◆ **What to produce**
From the listing below, extract every line in which the word "name" appears.

◆ **Provided data**
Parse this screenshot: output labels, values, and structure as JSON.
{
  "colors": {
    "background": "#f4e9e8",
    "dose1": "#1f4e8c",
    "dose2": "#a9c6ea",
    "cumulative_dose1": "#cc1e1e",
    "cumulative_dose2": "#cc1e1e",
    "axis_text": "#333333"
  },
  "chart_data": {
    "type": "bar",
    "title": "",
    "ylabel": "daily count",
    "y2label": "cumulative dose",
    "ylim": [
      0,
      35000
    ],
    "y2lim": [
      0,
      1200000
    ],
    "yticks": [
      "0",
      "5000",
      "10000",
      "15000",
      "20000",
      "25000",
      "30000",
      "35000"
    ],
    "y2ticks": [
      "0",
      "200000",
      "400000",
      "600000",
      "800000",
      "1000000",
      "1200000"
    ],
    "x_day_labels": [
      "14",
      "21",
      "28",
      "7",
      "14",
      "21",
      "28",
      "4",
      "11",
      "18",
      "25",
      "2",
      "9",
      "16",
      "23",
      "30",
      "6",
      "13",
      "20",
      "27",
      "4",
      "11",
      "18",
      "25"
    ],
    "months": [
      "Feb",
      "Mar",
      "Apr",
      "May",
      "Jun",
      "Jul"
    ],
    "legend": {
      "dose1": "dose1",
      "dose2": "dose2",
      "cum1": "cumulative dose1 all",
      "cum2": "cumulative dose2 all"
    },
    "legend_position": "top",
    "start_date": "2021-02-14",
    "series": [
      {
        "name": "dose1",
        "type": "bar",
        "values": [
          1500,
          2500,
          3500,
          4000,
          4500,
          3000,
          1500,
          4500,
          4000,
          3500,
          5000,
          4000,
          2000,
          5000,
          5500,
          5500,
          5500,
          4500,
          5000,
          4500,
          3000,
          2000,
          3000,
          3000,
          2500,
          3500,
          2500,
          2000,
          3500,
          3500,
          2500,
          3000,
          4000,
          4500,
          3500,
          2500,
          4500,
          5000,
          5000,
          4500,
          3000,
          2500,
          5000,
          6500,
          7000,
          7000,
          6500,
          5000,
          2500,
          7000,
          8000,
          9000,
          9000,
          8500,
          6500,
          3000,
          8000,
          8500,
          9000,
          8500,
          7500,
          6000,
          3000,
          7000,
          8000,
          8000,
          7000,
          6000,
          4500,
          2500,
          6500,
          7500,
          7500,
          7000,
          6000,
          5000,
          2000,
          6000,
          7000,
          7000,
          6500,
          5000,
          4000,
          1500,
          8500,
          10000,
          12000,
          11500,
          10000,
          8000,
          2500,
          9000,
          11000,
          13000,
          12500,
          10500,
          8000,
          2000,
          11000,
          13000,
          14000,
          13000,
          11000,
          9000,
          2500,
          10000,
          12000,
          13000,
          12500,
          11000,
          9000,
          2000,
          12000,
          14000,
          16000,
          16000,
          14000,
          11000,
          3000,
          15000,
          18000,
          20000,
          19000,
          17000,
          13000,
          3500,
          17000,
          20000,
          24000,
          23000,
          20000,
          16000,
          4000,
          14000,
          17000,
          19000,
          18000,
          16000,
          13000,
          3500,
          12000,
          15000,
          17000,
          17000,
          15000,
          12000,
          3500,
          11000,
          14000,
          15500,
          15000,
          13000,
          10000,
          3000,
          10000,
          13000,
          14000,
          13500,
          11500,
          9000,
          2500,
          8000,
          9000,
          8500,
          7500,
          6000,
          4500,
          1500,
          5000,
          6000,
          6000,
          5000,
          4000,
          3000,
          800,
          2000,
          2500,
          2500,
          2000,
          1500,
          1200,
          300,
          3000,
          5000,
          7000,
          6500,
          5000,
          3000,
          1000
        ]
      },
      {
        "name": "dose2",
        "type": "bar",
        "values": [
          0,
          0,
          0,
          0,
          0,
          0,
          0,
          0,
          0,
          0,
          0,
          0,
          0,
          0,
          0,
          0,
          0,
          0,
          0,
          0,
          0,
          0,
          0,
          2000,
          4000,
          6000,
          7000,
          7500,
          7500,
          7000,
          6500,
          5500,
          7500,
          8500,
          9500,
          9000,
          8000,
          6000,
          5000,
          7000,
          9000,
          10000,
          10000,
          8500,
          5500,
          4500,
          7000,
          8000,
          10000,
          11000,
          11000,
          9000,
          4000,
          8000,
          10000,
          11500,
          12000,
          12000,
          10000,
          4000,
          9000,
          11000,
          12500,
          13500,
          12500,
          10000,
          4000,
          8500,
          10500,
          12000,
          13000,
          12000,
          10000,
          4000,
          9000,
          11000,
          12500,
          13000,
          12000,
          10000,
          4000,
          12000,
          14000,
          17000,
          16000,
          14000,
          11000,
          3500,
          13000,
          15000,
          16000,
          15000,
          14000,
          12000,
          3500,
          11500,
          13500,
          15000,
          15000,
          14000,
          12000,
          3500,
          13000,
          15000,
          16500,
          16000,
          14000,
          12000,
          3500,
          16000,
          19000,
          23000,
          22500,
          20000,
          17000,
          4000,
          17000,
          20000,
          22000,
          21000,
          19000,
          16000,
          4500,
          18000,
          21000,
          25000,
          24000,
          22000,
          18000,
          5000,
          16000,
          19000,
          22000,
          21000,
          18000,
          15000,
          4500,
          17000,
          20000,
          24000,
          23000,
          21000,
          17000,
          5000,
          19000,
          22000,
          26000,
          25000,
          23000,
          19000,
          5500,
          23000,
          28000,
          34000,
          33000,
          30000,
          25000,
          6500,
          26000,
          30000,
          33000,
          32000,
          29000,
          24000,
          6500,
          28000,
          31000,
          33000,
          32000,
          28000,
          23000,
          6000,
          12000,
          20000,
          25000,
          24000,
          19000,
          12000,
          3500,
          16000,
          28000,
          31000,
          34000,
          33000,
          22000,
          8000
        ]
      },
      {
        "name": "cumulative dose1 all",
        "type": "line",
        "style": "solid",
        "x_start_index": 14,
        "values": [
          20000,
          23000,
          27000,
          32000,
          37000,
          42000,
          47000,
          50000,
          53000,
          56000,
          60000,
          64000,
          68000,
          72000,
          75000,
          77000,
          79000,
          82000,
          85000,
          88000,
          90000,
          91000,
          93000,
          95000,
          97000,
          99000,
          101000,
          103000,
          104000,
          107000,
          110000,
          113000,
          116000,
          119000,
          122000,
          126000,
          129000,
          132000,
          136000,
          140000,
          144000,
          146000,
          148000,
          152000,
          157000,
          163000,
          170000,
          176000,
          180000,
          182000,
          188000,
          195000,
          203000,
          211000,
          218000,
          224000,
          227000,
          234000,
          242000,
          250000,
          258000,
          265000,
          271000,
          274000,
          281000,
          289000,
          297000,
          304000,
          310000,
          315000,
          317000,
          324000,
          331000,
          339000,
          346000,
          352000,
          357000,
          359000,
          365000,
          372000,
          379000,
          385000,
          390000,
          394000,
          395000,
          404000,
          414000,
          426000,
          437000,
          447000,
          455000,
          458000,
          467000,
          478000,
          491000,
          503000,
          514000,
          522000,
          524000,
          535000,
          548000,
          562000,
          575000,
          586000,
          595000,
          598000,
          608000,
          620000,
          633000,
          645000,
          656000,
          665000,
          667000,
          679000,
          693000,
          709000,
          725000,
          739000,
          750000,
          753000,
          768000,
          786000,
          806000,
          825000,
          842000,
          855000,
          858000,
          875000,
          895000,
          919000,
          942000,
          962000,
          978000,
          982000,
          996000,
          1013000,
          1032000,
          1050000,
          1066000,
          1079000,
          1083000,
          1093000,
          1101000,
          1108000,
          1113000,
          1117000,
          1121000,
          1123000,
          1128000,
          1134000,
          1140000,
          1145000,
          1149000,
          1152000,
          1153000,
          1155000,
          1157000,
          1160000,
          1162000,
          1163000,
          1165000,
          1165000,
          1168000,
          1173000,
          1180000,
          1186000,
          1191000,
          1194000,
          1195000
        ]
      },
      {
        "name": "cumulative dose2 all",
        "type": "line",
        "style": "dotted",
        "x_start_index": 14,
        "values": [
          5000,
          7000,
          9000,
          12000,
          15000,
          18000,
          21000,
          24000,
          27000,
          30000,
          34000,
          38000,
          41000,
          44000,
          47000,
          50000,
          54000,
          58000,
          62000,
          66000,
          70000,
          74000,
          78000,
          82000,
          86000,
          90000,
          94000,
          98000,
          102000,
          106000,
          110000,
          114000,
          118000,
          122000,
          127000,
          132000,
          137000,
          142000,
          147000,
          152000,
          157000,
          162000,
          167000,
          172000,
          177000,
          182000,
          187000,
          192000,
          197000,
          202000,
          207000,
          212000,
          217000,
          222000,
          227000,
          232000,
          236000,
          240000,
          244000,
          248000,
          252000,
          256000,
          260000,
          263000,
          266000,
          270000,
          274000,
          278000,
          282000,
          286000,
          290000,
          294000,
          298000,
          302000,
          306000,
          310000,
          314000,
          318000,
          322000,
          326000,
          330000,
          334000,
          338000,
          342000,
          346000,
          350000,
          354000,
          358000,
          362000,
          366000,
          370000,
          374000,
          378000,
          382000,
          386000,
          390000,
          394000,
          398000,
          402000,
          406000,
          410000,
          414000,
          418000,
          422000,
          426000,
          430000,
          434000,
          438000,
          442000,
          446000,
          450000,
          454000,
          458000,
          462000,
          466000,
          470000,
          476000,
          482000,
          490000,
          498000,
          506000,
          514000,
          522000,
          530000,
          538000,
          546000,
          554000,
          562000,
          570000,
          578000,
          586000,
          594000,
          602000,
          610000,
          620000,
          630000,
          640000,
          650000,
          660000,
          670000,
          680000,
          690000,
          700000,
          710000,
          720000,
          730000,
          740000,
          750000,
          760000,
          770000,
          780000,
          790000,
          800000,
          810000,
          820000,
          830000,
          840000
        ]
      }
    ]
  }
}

◆ **Task answer**
        "name": "dose1",
        "name": "dose2",
        "name": "cumulative dose1 all",
        "name": "cumulative dose2 all",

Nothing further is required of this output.